[Layout coordinate data]
┏━━

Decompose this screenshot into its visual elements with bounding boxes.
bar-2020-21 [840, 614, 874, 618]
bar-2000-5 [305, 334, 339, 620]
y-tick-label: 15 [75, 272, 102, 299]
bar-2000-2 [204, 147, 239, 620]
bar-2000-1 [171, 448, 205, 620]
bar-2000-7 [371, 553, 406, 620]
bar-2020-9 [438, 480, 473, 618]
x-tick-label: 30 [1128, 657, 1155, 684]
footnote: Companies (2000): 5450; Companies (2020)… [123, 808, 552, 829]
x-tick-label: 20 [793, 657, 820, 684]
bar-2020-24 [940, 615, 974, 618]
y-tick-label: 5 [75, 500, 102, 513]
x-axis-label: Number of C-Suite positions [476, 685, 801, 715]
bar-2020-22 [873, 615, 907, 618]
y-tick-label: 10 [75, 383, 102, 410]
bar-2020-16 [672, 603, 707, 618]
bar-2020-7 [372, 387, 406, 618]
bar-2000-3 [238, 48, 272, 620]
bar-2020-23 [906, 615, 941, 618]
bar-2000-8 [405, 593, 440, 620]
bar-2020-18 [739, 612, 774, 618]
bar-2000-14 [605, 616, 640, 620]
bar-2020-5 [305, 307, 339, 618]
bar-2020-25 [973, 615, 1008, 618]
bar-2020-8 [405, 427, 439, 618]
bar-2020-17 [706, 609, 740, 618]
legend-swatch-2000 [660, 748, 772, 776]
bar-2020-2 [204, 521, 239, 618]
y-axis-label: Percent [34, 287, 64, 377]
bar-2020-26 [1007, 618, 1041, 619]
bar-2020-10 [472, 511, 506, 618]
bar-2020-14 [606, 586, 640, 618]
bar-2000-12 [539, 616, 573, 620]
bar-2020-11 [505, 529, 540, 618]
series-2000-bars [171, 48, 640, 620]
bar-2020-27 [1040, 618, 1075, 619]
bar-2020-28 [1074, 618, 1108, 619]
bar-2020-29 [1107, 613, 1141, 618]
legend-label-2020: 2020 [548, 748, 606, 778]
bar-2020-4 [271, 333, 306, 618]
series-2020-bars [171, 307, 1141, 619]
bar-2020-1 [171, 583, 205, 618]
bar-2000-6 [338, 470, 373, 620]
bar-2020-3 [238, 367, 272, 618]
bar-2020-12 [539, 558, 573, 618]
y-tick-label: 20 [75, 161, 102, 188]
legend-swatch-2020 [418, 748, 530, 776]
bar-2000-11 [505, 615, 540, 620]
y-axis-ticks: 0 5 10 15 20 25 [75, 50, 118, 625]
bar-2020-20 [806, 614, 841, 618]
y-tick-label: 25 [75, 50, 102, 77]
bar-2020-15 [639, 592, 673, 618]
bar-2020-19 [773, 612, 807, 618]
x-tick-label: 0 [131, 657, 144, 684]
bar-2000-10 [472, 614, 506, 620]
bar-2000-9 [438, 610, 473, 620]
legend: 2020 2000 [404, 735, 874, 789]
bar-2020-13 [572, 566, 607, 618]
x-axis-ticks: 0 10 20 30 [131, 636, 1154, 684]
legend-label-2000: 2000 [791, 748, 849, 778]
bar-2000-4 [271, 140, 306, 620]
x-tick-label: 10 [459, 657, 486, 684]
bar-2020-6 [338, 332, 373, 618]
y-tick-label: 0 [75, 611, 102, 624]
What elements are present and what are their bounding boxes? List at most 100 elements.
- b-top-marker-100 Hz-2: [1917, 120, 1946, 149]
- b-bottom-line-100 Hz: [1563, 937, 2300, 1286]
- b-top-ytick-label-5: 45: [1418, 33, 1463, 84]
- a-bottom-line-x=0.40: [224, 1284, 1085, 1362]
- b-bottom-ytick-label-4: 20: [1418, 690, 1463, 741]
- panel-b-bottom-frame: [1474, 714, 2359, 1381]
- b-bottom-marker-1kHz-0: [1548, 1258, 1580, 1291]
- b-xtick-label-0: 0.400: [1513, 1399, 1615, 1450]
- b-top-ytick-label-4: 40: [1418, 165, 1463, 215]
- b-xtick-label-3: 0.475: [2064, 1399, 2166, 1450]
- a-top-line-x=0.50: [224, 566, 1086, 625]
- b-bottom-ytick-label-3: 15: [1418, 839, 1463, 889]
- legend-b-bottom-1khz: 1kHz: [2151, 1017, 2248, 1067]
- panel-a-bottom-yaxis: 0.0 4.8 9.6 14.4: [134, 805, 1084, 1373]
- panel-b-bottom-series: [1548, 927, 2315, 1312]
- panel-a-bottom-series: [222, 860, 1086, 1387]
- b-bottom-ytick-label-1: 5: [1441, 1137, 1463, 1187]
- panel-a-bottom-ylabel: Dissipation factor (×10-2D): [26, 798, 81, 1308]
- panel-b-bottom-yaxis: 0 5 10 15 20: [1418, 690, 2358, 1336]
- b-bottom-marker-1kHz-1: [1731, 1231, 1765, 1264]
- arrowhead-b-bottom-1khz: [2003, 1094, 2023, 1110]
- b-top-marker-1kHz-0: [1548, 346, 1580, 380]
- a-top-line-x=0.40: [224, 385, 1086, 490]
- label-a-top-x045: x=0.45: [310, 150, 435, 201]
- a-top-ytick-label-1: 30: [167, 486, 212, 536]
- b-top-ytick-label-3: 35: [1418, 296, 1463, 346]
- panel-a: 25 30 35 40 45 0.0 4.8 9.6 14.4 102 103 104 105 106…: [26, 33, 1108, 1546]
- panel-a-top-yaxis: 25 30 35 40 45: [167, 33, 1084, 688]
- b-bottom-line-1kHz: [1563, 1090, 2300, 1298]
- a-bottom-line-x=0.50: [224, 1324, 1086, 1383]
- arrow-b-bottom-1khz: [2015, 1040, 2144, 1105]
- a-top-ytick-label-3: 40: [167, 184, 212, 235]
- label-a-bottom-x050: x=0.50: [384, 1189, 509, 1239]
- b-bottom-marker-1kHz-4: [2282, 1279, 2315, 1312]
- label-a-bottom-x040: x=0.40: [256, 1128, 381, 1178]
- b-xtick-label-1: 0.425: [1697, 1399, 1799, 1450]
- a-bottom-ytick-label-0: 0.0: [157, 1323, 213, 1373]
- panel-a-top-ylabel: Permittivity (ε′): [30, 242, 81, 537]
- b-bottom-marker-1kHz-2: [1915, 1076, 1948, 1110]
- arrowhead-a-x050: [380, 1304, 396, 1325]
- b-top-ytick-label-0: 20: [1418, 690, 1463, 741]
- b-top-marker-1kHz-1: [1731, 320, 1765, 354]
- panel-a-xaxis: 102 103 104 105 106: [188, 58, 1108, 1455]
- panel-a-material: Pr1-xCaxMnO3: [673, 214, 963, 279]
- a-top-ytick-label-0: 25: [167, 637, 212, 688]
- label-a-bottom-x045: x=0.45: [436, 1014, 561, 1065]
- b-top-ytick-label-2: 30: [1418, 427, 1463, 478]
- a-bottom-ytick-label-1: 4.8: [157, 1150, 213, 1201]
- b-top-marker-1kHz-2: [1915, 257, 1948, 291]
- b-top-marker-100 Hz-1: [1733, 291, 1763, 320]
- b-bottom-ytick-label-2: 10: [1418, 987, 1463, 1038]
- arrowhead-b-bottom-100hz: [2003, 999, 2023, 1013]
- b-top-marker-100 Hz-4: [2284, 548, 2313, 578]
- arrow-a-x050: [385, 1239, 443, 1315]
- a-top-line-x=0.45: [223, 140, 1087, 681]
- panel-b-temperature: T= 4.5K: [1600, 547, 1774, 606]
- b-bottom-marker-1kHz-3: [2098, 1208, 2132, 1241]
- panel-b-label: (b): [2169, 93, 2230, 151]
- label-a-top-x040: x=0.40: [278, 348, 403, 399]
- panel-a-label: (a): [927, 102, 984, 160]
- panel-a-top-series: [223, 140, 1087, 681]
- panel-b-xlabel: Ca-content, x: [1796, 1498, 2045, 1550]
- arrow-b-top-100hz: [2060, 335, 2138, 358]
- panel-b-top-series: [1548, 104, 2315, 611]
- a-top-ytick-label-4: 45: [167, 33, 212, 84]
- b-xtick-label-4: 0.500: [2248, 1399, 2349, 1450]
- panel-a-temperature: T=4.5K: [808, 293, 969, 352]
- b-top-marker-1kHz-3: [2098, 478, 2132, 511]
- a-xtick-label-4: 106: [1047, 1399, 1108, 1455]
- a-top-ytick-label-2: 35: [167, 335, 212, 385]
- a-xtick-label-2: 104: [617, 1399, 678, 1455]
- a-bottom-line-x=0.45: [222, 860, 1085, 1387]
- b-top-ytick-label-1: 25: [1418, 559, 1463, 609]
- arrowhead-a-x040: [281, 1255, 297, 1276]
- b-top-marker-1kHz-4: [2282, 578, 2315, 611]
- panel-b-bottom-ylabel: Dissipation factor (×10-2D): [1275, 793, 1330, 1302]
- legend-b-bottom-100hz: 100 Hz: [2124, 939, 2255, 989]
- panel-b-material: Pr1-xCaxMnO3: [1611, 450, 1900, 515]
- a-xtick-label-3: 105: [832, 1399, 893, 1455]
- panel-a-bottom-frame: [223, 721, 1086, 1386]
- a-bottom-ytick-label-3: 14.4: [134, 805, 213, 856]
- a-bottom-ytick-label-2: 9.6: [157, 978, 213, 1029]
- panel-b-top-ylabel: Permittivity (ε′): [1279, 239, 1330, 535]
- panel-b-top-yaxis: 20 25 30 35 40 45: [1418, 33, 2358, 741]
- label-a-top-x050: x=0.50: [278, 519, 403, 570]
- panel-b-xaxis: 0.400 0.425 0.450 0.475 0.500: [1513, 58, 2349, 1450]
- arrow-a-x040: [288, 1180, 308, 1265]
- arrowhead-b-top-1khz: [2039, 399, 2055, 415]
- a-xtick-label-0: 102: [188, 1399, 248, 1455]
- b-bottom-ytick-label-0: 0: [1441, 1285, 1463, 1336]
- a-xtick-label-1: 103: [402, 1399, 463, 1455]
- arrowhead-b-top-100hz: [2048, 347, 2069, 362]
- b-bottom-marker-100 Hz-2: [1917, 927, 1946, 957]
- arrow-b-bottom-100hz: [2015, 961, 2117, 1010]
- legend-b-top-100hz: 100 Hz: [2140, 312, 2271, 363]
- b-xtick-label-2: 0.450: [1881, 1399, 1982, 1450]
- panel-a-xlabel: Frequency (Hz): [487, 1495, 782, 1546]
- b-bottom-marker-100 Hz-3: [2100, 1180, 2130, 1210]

┗━━

Challenge.
Transcribe the lines from the start of the records through the one containing "x-tick-label: 30 [1128, 657, 1155, 684]", both ends included, with nothing changed.

Answer to this task.
Decompose this screenshot into its visual elements with bounding boxes.
bar-2020-21 [840, 614, 874, 618]
bar-2000-5 [305, 334, 339, 620]
y-tick-label: 15 [75, 272, 102, 299]
bar-2000-2 [204, 147, 239, 620]
bar-2000-1 [171, 448, 205, 620]
bar-2000-7 [371, 553, 406, 620]
bar-2020-9 [438, 480, 473, 618]
x-tick-label: 30 [1128, 657, 1155, 684]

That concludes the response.